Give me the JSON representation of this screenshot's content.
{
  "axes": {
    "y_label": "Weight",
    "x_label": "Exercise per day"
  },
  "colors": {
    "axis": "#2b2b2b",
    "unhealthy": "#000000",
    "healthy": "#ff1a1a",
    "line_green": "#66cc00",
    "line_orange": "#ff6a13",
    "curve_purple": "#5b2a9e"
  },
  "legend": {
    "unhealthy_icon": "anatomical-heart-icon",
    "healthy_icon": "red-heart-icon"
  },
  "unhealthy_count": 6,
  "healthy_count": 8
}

·····

* Exercise
Every entry in the listing must be retyped exactly.

* Exercise output
Give me the JSON representation of this screenshot's content.
{
  "axes": {
    "y_label": "Weight",
    "x_label": "Exercise per day"
  },
  "colors": {
    "axis": "#2b2b2b",
    "unhealthy": "#000000",
    "healthy": "#ff1a1a",
    "line_green": "#66cc00",
    "line_orange": "#ff6a13",
    "curve_purple": "#5b2a9e"
  },
  "legend": {
    "unhealthy_icon": "anatomical-heart-icon",
    "healthy_icon": "red-heart-icon"
  },
  "unhealthy_count": 6,
  "healthy_count": 8
}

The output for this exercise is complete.